What you need to do:
In the records below, find each line containing the word "label" and copy it.

Stored rows:
+ + + + + + +

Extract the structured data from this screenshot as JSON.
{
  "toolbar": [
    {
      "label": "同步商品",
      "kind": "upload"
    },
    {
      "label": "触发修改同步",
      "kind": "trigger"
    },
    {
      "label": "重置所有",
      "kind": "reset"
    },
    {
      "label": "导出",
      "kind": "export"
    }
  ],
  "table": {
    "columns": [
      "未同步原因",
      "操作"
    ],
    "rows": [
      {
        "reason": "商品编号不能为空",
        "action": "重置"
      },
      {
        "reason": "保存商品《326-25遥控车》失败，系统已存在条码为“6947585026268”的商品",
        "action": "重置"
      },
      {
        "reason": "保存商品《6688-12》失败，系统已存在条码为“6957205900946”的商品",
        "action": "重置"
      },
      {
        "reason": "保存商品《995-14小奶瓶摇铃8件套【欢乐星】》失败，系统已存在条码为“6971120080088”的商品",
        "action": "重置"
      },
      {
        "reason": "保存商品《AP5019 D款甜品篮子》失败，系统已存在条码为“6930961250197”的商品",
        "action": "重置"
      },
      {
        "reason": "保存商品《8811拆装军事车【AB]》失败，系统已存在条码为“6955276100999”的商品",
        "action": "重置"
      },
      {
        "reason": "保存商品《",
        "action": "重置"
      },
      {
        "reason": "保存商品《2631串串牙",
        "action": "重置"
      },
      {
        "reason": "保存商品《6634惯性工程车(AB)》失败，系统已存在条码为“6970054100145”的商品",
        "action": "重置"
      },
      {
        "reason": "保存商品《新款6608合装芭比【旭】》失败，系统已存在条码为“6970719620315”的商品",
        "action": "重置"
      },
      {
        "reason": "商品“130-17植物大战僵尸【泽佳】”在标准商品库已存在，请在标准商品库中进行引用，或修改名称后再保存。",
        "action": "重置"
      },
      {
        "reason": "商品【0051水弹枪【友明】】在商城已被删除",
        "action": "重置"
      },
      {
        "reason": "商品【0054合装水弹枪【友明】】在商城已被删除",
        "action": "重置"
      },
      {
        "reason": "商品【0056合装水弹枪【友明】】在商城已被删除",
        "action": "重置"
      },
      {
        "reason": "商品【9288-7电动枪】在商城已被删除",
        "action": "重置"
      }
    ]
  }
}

+ + + + + + +

Result for this task:
      "label": "同步商品",
      "label": "触发修改同步",
      "label": "重置所有",
      "label": "导出",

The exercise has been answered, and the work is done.